▶ What you are asked to do: Give the listing below again in full, exactly as written.

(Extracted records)
◇ ◇ ◇ ◇ ◇

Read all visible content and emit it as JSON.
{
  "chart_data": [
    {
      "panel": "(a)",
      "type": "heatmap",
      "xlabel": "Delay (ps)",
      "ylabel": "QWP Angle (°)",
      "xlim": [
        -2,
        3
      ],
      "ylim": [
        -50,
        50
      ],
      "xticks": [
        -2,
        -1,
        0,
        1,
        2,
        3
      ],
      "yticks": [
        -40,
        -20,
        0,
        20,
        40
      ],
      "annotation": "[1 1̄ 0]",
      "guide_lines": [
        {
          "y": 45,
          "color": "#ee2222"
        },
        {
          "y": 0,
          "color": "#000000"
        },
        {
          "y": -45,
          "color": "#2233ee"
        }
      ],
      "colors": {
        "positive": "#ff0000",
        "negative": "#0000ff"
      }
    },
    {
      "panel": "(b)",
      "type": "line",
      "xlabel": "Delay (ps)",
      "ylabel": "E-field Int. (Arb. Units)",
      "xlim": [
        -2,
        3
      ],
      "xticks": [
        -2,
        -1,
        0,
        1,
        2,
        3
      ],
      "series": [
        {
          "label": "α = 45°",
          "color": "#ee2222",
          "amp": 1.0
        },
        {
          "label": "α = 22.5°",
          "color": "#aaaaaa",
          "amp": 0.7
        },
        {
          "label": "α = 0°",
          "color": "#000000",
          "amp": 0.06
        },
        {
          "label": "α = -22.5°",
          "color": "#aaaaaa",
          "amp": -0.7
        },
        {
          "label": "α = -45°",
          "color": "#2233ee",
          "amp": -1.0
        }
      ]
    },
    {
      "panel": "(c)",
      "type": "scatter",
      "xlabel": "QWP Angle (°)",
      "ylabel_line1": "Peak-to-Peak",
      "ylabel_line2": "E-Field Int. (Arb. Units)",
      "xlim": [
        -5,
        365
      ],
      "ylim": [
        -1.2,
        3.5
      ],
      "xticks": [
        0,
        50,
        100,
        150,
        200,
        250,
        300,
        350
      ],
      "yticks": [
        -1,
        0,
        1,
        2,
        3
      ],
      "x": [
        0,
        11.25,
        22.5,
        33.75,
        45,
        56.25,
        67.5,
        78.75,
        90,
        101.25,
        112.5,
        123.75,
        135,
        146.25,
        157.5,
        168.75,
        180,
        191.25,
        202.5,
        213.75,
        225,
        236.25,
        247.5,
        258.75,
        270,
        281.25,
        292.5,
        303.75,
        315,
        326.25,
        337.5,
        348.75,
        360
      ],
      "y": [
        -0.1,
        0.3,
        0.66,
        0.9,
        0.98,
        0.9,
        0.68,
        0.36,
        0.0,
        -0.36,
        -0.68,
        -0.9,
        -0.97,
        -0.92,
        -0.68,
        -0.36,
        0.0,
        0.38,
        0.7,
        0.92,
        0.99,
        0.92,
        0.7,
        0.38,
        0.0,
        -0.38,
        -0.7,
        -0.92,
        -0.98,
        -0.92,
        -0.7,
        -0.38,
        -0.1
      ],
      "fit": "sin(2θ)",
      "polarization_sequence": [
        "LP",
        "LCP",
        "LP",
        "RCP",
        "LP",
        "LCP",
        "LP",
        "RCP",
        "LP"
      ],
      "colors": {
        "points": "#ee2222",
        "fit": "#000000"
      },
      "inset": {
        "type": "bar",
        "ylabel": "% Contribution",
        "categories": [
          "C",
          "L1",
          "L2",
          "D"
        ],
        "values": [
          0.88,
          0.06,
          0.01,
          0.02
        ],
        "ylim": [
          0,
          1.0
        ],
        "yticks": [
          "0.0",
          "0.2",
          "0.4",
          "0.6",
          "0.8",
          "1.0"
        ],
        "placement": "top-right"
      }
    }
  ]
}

◇ ◇ ◇ ◇ ◇

▶ Written solution:
Read all visible content and emit it as JSON.
{
  "chart_data": [
    {
      "panel": "(a)",
      "type": "heatmap",
      "xlabel": "Delay (ps)",
      "ylabel": "QWP Angle (°)",
      "xlim": [
        -2,
        3
      ],
      "ylim": [
        -50,
        50
      ],
      "xticks": [
        -2,
        -1,
        0,
        1,
        2,
        3
      ],
      "yticks": [
        -40,
        -20,
        0,
        20,
        40
      ],
      "annotation": "[1 1̄ 0]",
      "guide_lines": [
        {
          "y": 45,
          "color": "#ee2222"
        },
        {
          "y": 0,
          "color": "#000000"
        },
        {
          "y": -45,
          "color": "#2233ee"
        }
      ],
      "colors": {
        "positive": "#ff0000",
        "negative": "#0000ff"
      }
    },
    {
      "panel": "(b)",
      "type": "line",
      "xlabel": "Delay (ps)",
      "ylabel": "E-field Int. (Arb. Units)",
      "xlim": [
        -2,
        3
      ],
      "xticks": [
        -2,
        -1,
        0,
        1,
        2,
        3
      ],
      "series": [
        {
          "label": "α = 45°",
          "color": "#ee2222",
          "amp": 1.0
        },
        {
          "label": "α = 22.5°",
          "color": "#aaaaaa",
          "amp": 0.7
        },
        {
          "label": "α = 0°",
          "color": "#000000",
          "amp": 0.06
        },
        {
          "label": "α = -22.5°",
          "color": "#aaaaaa",
          "amp": -0.7
        },
        {
          "label": "α = -45°",
          "color": "#2233ee",
          "amp": -1.0
        }
      ]
    },
    {
      "panel": "(c)",
      "type": "scatter",
      "xlabel": "QWP Angle (°)",
      "ylabel_line1": "Peak-to-Peak",
      "ylabel_line2": "E-Field Int. (Arb. Units)",
      "xlim": [
        -5,
        365
      ],
      "ylim": [
        -1.2,
        3.5
      ],
      "xticks": [
        0,
        50,
        100,
        150,
        200,
        250,
        300,
        350
      ],
      "yticks": [
        -1,
        0,
        1,
        2,
        3
      ],
      "x": [
        0,
        11.25,
        22.5,
        33.75,
        45,
        56.25,
        67.5,
        78.75,
        90,
        101.25,
        112.5,
        123.75,
        135,
        146.25,
        157.5,
        168.75,
        180,
        191.25,
        202.5,
        213.75,
        225,
        236.25,
        247.5,
        258.75,
        270,
        281.25,
        292.5,
        303.75,
        315,
        326.25,
        337.5,
        348.75,
        360
      ],
      "y": [
        -0.1,
        0.3,
        0.66,
        0.9,
        0.98,
        0.9,
        0.68,
        0.36,
        0.0,
        -0.36,
        -0.68,
        -0.9,
        -0.97,
        -0.92,
        -0.68,
        -0.36,
        0.0,
        0.38,
        0.7,
        0.92,
        0.99,
        0.92,
        0.7,
        0.38,
        0.0,
        -0.38,
        -0.7,
        -0.92,
        -0.98,
        -0.92,
        -0.7,
        -0.38,
        -0.1
      ],
      "fit": "sin(2θ)",
      "polarization_sequence": [
        "LP",
        "LCP",
        "LP",
        "RCP",
        "LP",
        "LCP",
        "LP",
        "RCP",
        "LP"
      ],
      "colors": {
        "points": "#ee2222",
        "fit": "#000000"
      },
      "inset": {
        "type": "bar",
        "ylabel": "% Contribution",
        "categories": [
          "C",
          "L1",
          "L2",
          "D"
        ],
        "values": [
          0.88,
          0.06,
          0.01,
          0.02
        ],
        "ylim": [
          0,
          1.0
        ],
        "yticks": [
          "0.0",
          "0.2",
          "0.4",
          "0.6",
          "0.8",
          "1.0"
        ],
        "placement": "top-right"
      }
    }
  ]
}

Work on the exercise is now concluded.